**YOUR TASK**: Wherever the word "this" turns up in a line of the entries, copy that line.
━━━━━ EXERCISE INPUTS ━━━━━
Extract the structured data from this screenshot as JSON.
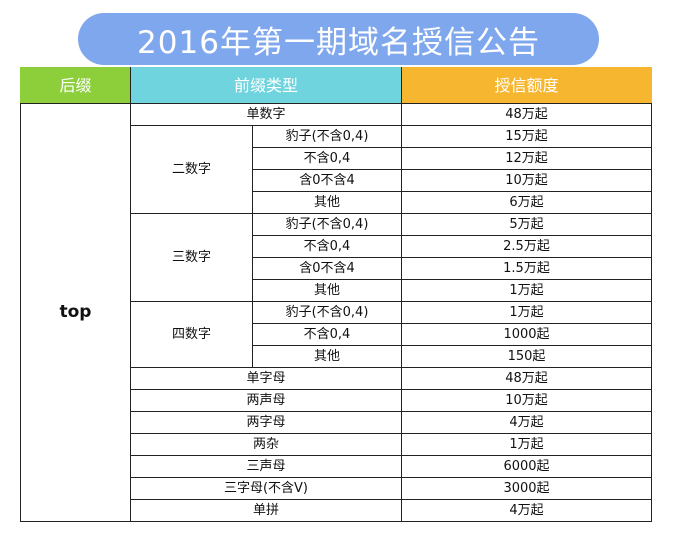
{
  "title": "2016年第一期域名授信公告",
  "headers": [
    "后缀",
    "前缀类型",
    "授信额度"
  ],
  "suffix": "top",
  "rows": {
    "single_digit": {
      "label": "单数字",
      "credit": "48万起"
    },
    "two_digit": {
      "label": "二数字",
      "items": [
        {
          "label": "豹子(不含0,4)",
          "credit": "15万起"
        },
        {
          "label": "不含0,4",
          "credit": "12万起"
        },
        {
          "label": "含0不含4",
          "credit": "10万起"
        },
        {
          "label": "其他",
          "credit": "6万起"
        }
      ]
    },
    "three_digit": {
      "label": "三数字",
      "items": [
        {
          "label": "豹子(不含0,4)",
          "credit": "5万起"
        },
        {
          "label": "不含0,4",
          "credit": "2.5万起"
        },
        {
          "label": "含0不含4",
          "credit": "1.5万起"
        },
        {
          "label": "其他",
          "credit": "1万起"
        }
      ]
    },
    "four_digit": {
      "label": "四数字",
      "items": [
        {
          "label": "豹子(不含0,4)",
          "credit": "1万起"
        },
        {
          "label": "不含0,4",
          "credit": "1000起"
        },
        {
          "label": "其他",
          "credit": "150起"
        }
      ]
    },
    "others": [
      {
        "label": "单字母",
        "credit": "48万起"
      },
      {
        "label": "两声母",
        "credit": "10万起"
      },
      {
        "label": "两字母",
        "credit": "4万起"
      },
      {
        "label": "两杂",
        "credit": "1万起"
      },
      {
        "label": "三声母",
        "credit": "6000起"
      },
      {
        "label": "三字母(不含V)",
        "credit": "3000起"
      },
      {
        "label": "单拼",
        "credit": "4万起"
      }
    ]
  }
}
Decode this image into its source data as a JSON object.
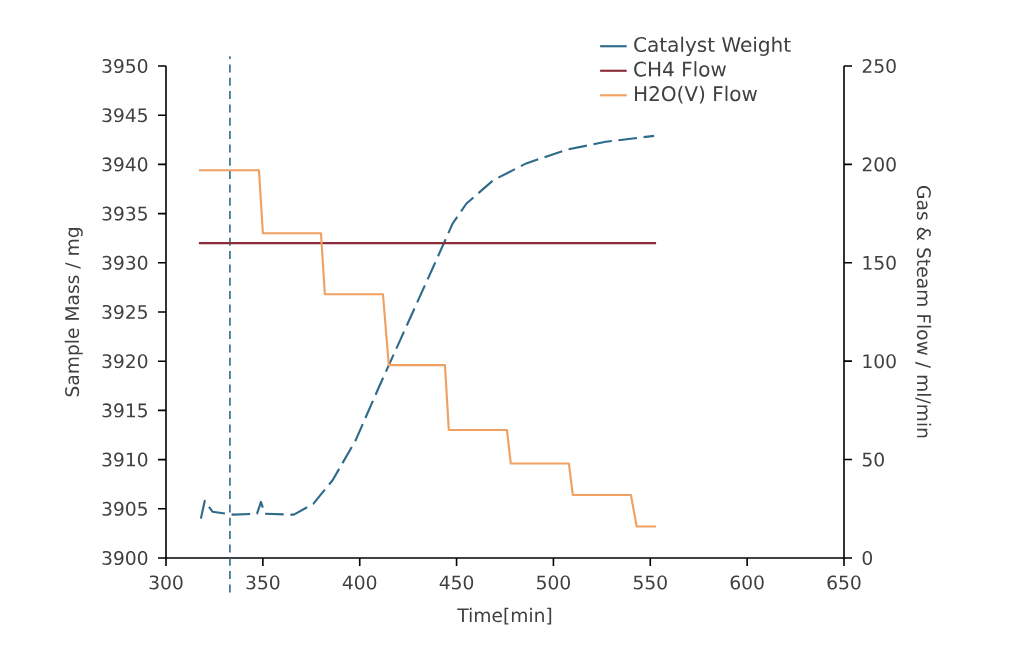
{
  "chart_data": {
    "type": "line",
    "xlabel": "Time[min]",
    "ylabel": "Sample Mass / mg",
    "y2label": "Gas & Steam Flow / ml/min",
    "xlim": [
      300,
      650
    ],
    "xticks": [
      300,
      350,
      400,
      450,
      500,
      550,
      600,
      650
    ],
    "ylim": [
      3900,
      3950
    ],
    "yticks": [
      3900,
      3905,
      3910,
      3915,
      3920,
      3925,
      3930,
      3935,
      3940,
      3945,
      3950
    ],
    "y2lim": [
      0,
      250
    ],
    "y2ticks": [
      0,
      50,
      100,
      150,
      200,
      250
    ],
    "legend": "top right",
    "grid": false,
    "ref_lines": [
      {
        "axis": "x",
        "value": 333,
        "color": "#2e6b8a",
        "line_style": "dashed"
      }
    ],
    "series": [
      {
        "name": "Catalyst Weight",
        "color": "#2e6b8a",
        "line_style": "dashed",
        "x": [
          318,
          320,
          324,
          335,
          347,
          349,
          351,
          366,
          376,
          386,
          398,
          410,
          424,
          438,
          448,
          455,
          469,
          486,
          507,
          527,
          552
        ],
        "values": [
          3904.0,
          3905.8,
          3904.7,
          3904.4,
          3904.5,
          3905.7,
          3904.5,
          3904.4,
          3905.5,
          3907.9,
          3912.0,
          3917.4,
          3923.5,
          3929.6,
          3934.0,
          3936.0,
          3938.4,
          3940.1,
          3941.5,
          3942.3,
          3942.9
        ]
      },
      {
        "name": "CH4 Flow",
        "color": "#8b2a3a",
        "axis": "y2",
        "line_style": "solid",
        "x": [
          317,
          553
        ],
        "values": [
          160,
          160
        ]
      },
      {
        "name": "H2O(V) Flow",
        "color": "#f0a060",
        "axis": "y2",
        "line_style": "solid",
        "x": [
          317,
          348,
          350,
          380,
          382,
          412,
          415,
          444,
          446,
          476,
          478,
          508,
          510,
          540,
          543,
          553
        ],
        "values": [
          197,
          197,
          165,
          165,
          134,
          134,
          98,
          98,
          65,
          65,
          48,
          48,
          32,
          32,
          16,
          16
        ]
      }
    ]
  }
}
━━━━━
**EXERCISE OUTPUT**:
Extract the structured data from this screenshot as JSON.
Decode this image into its source data as a JSON object.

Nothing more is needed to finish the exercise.